----- VORLIEGENDER TEXT

Pharmakurse steigen nach Milzbrandfällen
Von Karen Kleinwort, Hamburg
Die Aktien einer Reihe von Biotechnologie- und Pharmafirmen reagierten am Mittwoch mit einem kräftigen Kursplus auf den zweiten Fall von Milzbrand im US-Bundesstaat Florida.
Anleger gehen offensichtlich davon aus, dass Regierungen mehr in die Bekämpfung eventueller Terroranschläge mit biologischen Waffen investieren werden. Der deutsche Chemiekonzern Bayer, Hersteller des vom US-Seuchenamt Centre for Disease Control (CDC) empfohlenen Medikaments zur Behandlung einer Anthrax-Infektion - dem Breitbandantibiotikum Cipro - gab einen Ausbau der Produktion um 25 Prozent bekannt. Seit dem 11. September hat es in den USA eine verstärkte Nachfrage nach Cipro gegeben. Die Bayer-Aktie, die in den vergangenen Monaten gelitten hatte, legte seit Wochenbeginn um sieben Prozent auf 34,2 Euro zu.
Dabei darf man bei Ankündigungen zu neuen vorsorgenden Mitteln, im Regelfall Impfstoffe, gegen Gefahren wie Milzbrand oder Pocken und entsprechenden Therapeutika deren Bedeutung für den einzelnen Hersteller und den Gesamtmarkt nicht außer Acht lassen. Fall Bayer: Cipro ist mit fast 1,8 Mrd. Euro Jahresumsatz bereits das mit Abstand stärkste Arzneimittel für den Konzern. Analysten messen einem möglichen Absatzplus auf Grund von Anthrax-Sorgen denn auch wenig Bedeutung zu.
Der weltweite Impfstoffmarkt stellt mit einem Umsatz von rund 4 Mrd. $ gerade mal zwei Prozent des globalen Arzneimittelmarktes dar. Und von diesen 4 Mrd. $ entfällt mit Abstand das Gros auf Impfstoffe für Kinder oder gegen Infektionskrankheiten wie Hepatitis, Malaria und Tuberkulose. Ein Vakzin gegen Milzbrand bei Menschen wird laut der Weltgesundheitsorganisation (WHO) von nur vier Herstellern in den USA, Großbritannien, Russland und China produziert - keiner der führenden Impfstoffhersteller Glaxo SmithKline, Wyeth, Aventis oder der US-Konzern Merck ist darunter. Vielmehr handelt es sich um Einrichtungen, die staatlich sind oder direkt für Regierungsbehörden produzieren.

----------

● AUFGABEN:
A – Welche führenden Impfstoffhersteller nennt der Artikel über Pharmakurse nach Milzbrandfällen als nicht an der Produktion eines Milzbrand-Impfstoffs für Menschen beteiligt?
B – Beantworte anhand des Artikels über Pharmakurse nach Milzbrandfällen:
(i) Um wie viel Prozent baut Bayer die Produktion von Cipro aus?
(ii) Wie hoch ist der Jahresumsatz von Cipro?
(iii) Welchen Anteil am globalen Arzneimittelmarkt hat der weltweite Impfstoffmarkt?

----- ANALYSEDATEN

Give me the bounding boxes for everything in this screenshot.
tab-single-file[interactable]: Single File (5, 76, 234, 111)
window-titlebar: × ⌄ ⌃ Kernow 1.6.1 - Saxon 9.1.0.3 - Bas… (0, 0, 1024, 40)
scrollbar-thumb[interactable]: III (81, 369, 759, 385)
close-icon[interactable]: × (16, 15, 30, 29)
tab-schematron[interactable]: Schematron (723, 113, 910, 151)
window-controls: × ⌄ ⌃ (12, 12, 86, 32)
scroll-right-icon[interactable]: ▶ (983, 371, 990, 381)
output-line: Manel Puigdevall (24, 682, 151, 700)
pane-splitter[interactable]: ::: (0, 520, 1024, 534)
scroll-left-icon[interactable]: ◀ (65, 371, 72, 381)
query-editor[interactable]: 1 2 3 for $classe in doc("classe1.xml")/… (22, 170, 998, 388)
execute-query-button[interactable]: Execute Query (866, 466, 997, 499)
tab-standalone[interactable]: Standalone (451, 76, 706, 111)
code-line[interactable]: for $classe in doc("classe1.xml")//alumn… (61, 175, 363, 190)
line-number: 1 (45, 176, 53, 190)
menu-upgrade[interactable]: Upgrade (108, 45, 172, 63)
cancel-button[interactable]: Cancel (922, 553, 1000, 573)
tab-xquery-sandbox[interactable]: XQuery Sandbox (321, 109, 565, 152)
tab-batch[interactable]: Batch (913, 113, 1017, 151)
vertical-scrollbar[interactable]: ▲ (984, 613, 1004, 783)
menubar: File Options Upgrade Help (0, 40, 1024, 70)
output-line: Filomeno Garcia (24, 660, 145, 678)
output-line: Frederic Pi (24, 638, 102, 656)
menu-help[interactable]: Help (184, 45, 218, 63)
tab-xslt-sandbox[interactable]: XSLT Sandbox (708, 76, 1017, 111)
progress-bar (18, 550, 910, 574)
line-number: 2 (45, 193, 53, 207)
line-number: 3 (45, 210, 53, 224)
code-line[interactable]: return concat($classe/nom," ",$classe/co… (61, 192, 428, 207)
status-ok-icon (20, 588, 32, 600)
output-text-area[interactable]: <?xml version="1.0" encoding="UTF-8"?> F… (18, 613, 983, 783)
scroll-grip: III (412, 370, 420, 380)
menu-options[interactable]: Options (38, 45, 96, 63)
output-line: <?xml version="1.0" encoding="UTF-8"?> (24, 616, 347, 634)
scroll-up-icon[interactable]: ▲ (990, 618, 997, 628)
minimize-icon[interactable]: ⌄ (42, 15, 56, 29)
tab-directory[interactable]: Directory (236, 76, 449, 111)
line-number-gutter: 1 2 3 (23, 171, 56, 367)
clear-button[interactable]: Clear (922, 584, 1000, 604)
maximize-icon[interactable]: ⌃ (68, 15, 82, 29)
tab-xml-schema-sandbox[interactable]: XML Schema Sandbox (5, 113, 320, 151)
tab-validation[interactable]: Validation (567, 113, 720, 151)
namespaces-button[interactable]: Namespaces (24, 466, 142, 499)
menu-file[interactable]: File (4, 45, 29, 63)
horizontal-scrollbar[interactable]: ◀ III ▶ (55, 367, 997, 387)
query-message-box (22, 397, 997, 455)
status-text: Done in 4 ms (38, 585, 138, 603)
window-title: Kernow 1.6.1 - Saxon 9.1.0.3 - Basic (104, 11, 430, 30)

----------

● LÖSUNGEN:
A – Glaxo SmithKline, Wyeth, Aventis, Merck

B –
(i) Um 25 Prozent.
(ii) Fast 1,8 Mrd. Euro.
(iii) Gerade mal zwei Prozent.